Give the number of lines that include the word "读准字音", nothing more.

◆ ◆ ◆

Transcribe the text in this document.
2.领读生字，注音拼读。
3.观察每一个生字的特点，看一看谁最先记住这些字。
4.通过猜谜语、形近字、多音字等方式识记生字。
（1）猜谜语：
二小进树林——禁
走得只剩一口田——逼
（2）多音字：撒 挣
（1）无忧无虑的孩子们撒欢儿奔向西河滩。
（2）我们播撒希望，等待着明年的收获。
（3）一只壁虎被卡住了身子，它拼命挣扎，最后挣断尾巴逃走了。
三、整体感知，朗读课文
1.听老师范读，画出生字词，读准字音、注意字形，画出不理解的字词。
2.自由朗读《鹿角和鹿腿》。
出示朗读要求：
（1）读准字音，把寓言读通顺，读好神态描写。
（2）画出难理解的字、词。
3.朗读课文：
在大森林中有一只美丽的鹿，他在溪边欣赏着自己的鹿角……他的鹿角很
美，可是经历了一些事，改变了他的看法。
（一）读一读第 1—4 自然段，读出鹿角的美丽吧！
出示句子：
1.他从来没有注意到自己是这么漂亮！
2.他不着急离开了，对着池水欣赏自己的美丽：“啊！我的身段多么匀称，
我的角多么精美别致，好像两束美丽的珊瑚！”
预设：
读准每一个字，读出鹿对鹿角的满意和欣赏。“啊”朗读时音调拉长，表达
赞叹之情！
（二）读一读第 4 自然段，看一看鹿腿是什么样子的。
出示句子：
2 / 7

◆ ◆ ◆

Output below
2